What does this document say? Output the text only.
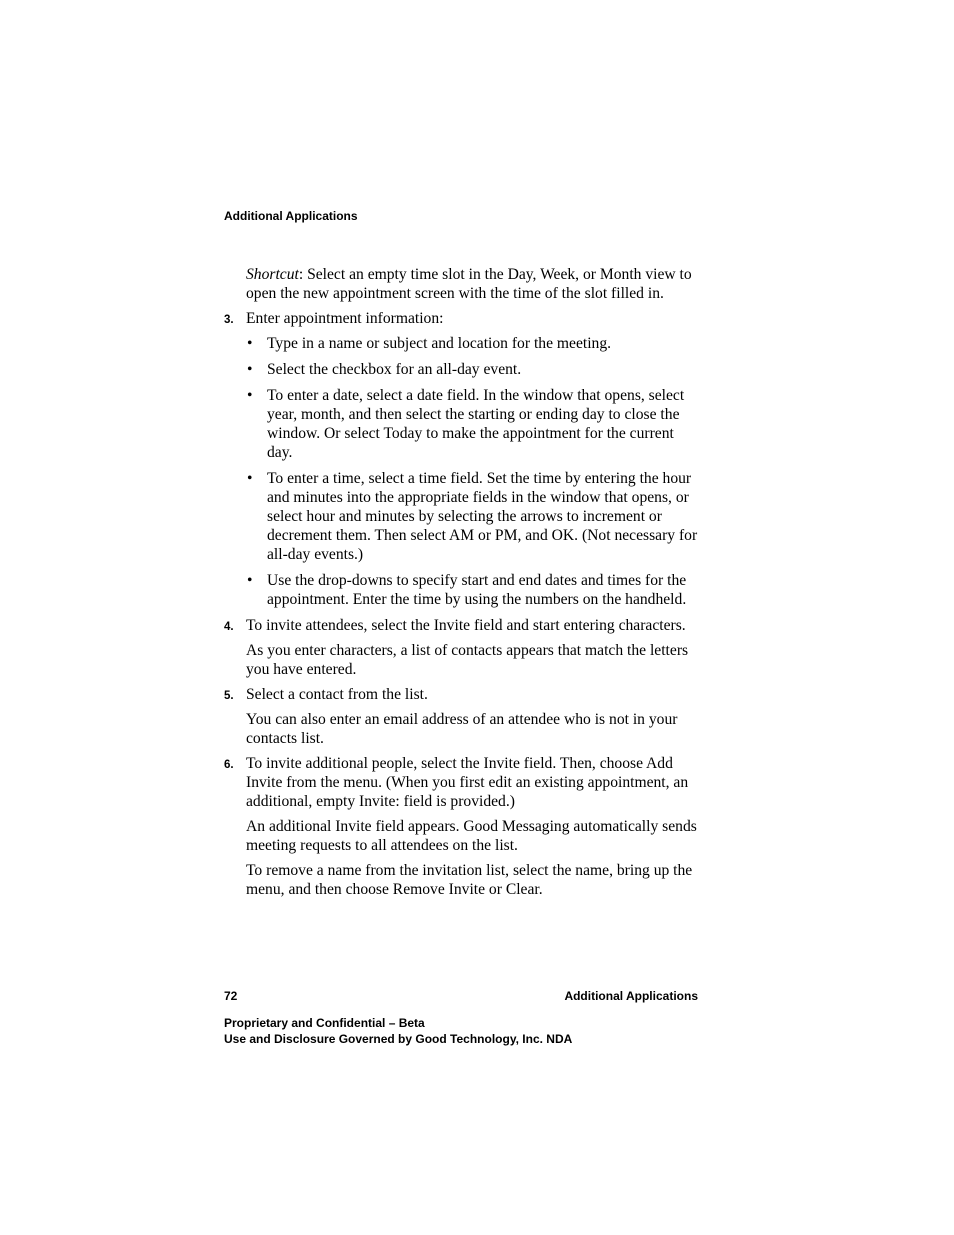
Additional Applications

Shortcut: Select an empty time slot in the Day, Week, or Month view to open the new appointment screen with the time of the slot filled in.

3. Enter appointment information:
• Type in a name or subject and location for the meeting.
• Select the checkbox for an all-day event.
• To enter a date, select a date field. In the window that opens, select year, month, and then select the starting or ending day to close the window. Or select Today to make the appointment for the current day.
• To enter a time, select a time field. Set the time by entering the hour and minutes into the appropriate fields in the window that opens, or select hour and minutes by selecting the arrows to increment or decrement them. Then select AM or PM, and OK. (Not necessary for all-day events.)
• Use the drop-downs to specify start and end dates and times for the appointment. Enter the time by using the numbers on the handheld.
4. To invite attendees, select the Invite field and start entering characters.

As you enter characters, a list of contacts appears that match the letters you have entered.

5. Select a contact from the list.

You can also enter an email address of an attendee who is not in your contacts list.

6. To invite additional people, select the Invite field. Then, choose Add Invite from the menu. (When you first edit an existing appointment, an additional, empty Invite: field is provided.)

An additional Invite field appears. Good Messaging automatically sends meeting requests to all attendees on the list.

To remove a name from the invitation list, select the name, bring up the menu, and then choose Remove Invite or Clear.

72	Additional Applications
Proprietary and Confidential – Beta
Use and Disclosure Governed by Good Technology, Inc. NDA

▶ [Instructions for the task] State how many lines in the entries above include the word "choose"; reply with the number alone.

▶ [Task answer] 2